____ INPUT MATERIAL

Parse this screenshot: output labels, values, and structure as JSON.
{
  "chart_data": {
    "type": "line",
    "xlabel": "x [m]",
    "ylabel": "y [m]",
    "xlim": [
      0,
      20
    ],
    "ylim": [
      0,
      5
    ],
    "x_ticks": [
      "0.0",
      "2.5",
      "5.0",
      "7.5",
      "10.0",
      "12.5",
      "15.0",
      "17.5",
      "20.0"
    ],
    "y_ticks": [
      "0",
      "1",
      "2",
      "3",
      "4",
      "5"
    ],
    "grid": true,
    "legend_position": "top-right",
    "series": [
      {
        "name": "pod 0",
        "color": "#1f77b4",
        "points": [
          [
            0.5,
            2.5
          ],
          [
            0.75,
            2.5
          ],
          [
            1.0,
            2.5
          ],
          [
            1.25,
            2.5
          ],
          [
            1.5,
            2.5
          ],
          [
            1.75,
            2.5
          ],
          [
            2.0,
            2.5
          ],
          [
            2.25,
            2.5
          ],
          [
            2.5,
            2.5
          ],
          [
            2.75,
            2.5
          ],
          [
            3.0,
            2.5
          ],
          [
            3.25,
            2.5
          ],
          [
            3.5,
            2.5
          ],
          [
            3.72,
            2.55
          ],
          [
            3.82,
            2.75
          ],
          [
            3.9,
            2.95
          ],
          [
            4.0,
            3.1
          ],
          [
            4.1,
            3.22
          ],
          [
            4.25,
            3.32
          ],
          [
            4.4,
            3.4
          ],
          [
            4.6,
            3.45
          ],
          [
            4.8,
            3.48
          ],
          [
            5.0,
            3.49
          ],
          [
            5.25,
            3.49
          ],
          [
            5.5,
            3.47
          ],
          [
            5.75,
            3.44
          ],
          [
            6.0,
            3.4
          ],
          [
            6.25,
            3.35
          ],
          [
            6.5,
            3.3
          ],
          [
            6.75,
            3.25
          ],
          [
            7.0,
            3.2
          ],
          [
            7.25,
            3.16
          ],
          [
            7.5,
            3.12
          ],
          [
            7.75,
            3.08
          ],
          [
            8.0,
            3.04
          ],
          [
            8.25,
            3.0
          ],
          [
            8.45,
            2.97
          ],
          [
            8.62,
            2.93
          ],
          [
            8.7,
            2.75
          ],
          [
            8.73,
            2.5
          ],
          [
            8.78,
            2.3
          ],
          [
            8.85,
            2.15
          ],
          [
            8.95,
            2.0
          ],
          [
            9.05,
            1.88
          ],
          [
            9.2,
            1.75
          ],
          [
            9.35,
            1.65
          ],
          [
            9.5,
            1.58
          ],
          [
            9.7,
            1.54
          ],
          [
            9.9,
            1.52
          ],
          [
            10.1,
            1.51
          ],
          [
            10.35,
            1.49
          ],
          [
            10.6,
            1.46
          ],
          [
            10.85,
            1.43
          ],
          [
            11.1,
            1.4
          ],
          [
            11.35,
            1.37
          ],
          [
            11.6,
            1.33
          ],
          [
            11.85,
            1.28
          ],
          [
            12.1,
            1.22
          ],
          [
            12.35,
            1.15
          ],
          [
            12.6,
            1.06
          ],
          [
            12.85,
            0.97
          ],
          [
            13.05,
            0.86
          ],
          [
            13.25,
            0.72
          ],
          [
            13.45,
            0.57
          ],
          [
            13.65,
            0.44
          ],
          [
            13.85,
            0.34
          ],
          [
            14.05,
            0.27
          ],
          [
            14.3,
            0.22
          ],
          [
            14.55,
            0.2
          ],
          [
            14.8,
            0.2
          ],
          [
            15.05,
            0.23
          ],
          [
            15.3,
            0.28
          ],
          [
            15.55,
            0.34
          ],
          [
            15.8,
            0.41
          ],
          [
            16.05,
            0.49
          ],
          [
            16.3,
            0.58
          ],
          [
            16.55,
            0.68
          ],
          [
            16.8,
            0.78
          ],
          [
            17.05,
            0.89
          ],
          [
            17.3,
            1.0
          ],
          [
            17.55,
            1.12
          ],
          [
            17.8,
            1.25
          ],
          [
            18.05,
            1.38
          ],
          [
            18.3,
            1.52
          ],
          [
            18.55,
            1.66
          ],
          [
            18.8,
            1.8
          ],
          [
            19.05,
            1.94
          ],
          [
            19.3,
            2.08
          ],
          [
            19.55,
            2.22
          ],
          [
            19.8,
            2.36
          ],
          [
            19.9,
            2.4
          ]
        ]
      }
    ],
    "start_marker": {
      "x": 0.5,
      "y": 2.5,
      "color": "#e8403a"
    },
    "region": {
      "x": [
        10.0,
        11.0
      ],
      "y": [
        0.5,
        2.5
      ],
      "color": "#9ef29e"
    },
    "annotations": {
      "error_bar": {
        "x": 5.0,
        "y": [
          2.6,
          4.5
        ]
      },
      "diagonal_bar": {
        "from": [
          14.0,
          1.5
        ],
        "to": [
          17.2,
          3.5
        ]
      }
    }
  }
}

________

Look through the records and gather each line with the word "color".

        "color": "#1f77b4",
      "color": "#e8403a"
      "color": "#9ef29e"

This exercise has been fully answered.